- MATERIAL PROVIDED -
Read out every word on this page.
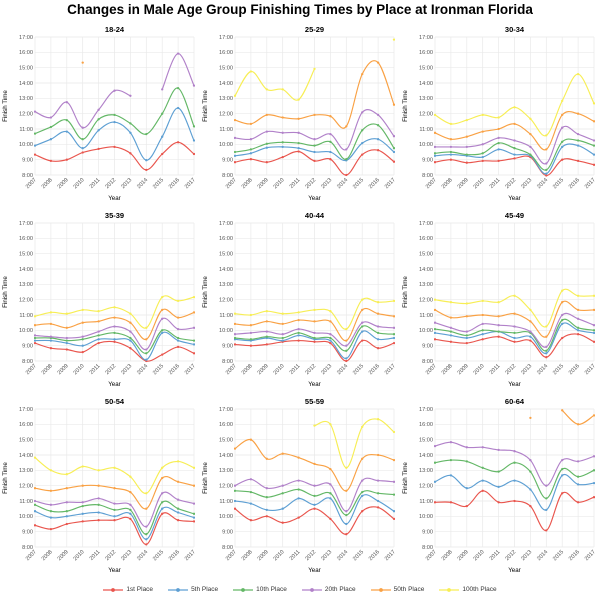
Changes in Male Age Group Finishing Times by Place at Ironman Florida
8:00
9:00
10:00
11:00
12:00
13:00
14:00
15:00
16:00
17:00
2007 2008 2009 2010 2011 2012 2013 2014 2015 2016 2017
18-24
Finish Time
Year
8:00
9:00
10:00
11:00
12:00
13:00
14:00
15:00
16:00
17:00
2007 2008 2009 2010 2011 2012 2013 2014 2015 2016 2017
25-29
Finish Time
Year
8:00
9:00
10:00
11:00
12:00
13:00
14:00
15:00
16:00
17:00
2007 2008 2009 2010 2011 2012 2013 2014 2015 2016 2017
30-34
Finish Time
Year
8:00
9:00
10:00
11:00
12:00
13:00
14:00
15:00
16:00
17:00
2007 2008 2009 2010 2011 2012 2013 2014 2015 2016 2017
35-39
Finish Time
Year
8:00
9:00
10:00
11:00
12:00
13:00
14:00
15:00
16:00
17:00
2007 2008 2009 2010 2011 2012 2013 2014 2015 2016 2017
40-44
Finish Time
Year
8:00
9:00
10:00
11:00
12:00
13:00
14:00
15:00
16:00
17:00
2007 2008 2009 2010 2011 2012 2013 2014 2015 2016 2017
45-49
Finish Time
Year
8:00
9:00
10:00
11:00
12:00
13:00
14:00
15:00
16:00
17:00
2007 2008 2009 2010 2011 2012 2013 2014 2015 2016 2017
50-54
Finish Time
Year
8:00
9:00
10:00
11:00
12:00
13:00
14:00
15:00
16:00
17:00
2007 2008 2009 2010 2011 2012 2013 2014 2015 2016 2017
55-59
Finish Time
Year
8:00
9:00
10:00
11:00
12:00
13:00
14:00
15:00
16:00
17:00
2007 2008 2009 2010 2011 2012 2013 2014 2015 2016 2017
60-64
Finish Time
Year
1st Place	5th Place	10th Place	20th Place	50th Place	100th Place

- WHAT IS NEEDED -
List each line of the entries that holds the string "Place".

- OUTPUT FOR THIS TASK -
Changes in Male Age Group Finishing Times by Place at Ironman Florida
1st Place	5th Place	10th Place	20th Place	50th Place	100th Place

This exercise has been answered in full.